-- Begin SUPPLIED MATERIAL --

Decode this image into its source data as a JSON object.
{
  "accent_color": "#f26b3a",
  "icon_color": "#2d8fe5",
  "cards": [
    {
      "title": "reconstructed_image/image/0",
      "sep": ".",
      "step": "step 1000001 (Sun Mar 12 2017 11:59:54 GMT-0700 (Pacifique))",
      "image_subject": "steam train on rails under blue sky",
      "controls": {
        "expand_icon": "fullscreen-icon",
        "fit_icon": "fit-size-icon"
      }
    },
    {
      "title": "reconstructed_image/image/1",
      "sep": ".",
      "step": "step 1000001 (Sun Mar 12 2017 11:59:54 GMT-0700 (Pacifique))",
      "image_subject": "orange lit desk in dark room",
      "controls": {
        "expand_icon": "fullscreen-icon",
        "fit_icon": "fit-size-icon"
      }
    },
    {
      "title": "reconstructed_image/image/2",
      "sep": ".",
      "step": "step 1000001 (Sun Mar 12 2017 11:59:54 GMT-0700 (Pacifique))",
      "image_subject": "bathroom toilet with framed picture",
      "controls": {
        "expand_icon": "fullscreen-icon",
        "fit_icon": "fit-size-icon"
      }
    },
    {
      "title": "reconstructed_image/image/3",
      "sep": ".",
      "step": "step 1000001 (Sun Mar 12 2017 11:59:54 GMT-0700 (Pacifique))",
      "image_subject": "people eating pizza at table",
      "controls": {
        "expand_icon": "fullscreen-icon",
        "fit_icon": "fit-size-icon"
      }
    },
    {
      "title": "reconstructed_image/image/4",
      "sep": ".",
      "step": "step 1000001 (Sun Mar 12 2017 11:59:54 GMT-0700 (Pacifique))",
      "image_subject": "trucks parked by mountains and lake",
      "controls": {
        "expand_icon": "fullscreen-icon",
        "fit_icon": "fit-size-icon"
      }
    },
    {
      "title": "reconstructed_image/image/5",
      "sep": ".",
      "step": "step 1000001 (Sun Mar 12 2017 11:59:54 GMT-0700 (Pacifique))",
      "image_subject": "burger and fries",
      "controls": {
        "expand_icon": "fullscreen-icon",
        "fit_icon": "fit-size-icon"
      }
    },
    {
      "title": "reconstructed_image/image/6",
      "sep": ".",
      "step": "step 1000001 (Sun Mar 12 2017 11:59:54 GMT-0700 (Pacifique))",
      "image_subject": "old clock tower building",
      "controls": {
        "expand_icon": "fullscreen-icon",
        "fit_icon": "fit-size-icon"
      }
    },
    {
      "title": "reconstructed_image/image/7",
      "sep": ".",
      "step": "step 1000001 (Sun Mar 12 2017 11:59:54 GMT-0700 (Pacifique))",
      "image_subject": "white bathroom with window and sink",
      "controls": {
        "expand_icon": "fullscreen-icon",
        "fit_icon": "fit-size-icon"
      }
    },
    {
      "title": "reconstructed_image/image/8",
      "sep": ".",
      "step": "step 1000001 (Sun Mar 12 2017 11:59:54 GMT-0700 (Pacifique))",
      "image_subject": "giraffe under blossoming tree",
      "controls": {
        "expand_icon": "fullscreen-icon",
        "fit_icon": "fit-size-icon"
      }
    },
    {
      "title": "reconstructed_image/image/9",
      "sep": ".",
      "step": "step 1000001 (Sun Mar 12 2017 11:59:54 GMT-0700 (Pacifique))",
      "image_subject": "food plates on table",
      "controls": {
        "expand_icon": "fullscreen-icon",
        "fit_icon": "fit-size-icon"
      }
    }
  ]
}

-- End SUPPLIED MATERIAL --

## STATED GOAL
Look through the entries above and list every line containing "under".

## REPLY TO THE EXERCISE
      "image_subject": "steam train on rails under blue sky",
      "image_subject": "giraffe under blossoming tree",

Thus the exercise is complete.